-- WRITTEN PROBLEM --
Read the records and write them out again exactly.
++++ INPUT RECORDS
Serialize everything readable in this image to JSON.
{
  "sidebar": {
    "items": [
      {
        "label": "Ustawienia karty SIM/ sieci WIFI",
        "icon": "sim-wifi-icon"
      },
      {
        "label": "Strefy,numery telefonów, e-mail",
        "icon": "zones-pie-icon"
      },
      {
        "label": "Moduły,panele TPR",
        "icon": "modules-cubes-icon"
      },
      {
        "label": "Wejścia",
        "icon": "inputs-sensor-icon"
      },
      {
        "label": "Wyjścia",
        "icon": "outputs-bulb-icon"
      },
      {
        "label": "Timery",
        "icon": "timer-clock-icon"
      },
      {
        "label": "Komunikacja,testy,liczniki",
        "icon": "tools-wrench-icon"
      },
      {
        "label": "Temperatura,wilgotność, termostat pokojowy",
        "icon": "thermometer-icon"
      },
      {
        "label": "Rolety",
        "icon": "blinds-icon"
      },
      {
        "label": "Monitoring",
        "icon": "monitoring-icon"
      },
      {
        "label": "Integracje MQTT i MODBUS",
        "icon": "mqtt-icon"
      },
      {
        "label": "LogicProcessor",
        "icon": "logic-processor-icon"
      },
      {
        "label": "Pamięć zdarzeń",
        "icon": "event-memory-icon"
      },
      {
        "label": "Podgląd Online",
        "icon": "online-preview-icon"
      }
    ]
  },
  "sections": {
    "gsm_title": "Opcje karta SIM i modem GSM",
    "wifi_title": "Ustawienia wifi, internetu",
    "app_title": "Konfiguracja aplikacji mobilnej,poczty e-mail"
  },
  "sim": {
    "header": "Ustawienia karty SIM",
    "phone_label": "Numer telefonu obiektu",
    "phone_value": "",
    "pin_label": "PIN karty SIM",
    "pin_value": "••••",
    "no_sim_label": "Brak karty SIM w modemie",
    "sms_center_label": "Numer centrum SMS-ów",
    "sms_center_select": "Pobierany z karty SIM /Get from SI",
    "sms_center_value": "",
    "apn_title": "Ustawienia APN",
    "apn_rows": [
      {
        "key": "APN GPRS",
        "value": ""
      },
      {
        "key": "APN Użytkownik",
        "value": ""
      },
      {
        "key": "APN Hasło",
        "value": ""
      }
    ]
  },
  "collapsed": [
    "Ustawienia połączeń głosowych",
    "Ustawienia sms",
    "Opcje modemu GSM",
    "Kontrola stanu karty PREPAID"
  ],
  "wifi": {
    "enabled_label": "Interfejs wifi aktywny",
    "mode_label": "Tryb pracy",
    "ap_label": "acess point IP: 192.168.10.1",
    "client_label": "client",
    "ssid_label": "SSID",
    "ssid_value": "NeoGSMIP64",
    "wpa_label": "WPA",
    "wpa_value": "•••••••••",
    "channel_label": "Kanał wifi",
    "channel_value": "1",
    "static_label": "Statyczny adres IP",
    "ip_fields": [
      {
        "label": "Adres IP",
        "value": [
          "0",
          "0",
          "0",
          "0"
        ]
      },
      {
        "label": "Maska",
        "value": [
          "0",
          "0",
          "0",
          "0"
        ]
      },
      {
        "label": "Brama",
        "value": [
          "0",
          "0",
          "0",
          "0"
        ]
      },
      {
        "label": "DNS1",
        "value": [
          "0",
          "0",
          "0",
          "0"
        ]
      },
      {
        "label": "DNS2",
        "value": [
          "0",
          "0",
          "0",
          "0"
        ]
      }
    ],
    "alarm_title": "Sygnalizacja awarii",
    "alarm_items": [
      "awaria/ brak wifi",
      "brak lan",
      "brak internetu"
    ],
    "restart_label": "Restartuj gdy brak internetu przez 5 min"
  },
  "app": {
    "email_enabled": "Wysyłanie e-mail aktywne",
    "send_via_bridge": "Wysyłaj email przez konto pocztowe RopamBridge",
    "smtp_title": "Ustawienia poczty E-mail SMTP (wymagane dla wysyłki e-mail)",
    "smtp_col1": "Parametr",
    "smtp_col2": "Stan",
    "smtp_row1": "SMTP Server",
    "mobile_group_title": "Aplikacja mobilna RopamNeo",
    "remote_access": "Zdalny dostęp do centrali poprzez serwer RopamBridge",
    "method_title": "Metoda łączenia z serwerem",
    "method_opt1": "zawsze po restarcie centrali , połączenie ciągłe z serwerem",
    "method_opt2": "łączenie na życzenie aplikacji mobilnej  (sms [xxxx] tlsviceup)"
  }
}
++++++++
-- FULL SOLUTION --
Serialize everything readable in this image to JSON.
{
  "sidebar": {
    "items": [
      {
        "label": "Ustawienia karty SIM/ sieci WIFI",
        "icon": "sim-wifi-icon"
      },
      {
        "label": "Strefy,numery telefonów, e-mail",
        "icon": "zones-pie-icon"
      },
      {
        "label": "Moduły,panele TPR",
        "icon": "modules-cubes-icon"
      },
      {
        "label": "Wejścia",
        "icon": "inputs-sensor-icon"
      },
      {
        "label": "Wyjścia",
        "icon": "outputs-bulb-icon"
      },
      {
        "label": "Timery",
        "icon": "timer-clock-icon"
      },
      {
        "label": "Komunikacja,testy,liczniki",
        "icon": "tools-wrench-icon"
      },
      {
        "label": "Temperatura,wilgotność, termostat pokojowy",
        "icon": "thermometer-icon"
      },
      {
        "label": "Rolety",
        "icon": "blinds-icon"
      },
      {
        "label": "Monitoring",
        "icon": "monitoring-icon"
      },
      {
        "label": "Integracje MQTT i MODBUS",
        "icon": "mqtt-icon"
      },
      {
        "label": "LogicProcessor",
        "icon": "logic-processor-icon"
      },
      {
        "label": "Pamięć zdarzeń",
        "icon": "event-memory-icon"
      },
      {
        "label": "Podgląd Online",
        "icon": "online-preview-icon"
      }
    ]
  },
  "sections": {
    "gsm_title": "Opcje karta SIM i modem GSM",
    "wifi_title": "Ustawienia wifi, internetu",
    "app_title": "Konfiguracja aplikacji mobilnej,poczty e-mail"
  },
  "sim": {
    "header": "Ustawienia karty SIM",
    "phone_label": "Numer telefonu obiektu",
    "phone_value": "",
    "pin_label": "PIN karty SIM",
    "pin_value": "••••",
    "no_sim_label": "Brak karty SIM w modemie",
    "sms_center_label": "Numer centrum SMS-ów",
    "sms_center_select": "Pobierany z karty SIM /Get from SI",
    "sms_center_value": "",
    "apn_title": "Ustawienia APN",
    "apn_rows": [
      {
        "key": "APN GPRS",
        "value": ""
      },
      {
        "key": "APN Użytkownik",
        "value": ""
      },
      {
        "key": "APN Hasło",
        "value": ""
      }
    ]
  },
  "collapsed": [
    "Ustawienia połączeń głosowych",
    "Ustawienia sms",
    "Opcje modemu GSM",
    "Kontrola stanu karty PREPAID"
  ],
  "wifi": {
    "enabled_label": "Interfejs wifi aktywny",
    "mode_label": "Tryb pracy",
    "ap_label": "acess point IP: 192.168.10.1",
    "client_label": "client",
    "ssid_label": "SSID",
    "ssid_value": "NeoGSMIP64",
    "wpa_label": "WPA",
    "wpa_value": "•••••••••",
    "channel_label": "Kanał wifi",
    "channel_value": "1",
    "static_label": "Statyczny adres IP",
    "ip_fields": [
      {
        "label": "Adres IP",
        "value": [
          "0",
          "0",
          "0",
          "0"
        ]
      },
      {
        "label": "Maska",
        "value": [
          "0",
          "0",
          "0",
          "0"
        ]
      },
      {
        "label": "Brama",
        "value": [
          "0",
          "0",
          "0",
          "0"
        ]
      },
      {
        "label": "DNS1",
        "value": [
          "0",
          "0",
          "0",
          "0"
        ]
      },
      {
        "label": "DNS2",
        "value": [
          "0",
          "0",
          "0",
          "0"
        ]
      }
    ],
    "alarm_title": "Sygnalizacja awarii",
    "alarm_items": [
      "awaria/ brak wifi",
      "brak lan",
      "brak internetu"
    ],
    "restart_label": "Restartuj gdy brak internetu przez 5 min"
  },
  "app": {
    "email_enabled": "Wysyłanie e-mail aktywne",
    "send_via_bridge": "Wysyłaj email przez konto pocztowe RopamBridge",
    "smtp_title": "Ustawienia poczty E-mail SMTP (wymagane dla wysyłki e-mail)",
    "smtp_col1": "Parametr",
    "smtp_col2": "Stan",
    "smtp_row1": "SMTP Server",
    "mobile_group_title": "Aplikacja mobilna RopamNeo",
    "remote_access": "Zdalny dostęp do centrali poprzez serwer RopamBridge",
    "method_title": "Metoda łączenia z serwerem",
    "method_opt1": "zawsze po restarcie centrali , połączenie ciągłe z serwerem",
    "method_opt2": "łączenie na życzenie aplikacji mobilnej  (sms [xxxx] tlsviceup)"
  }
}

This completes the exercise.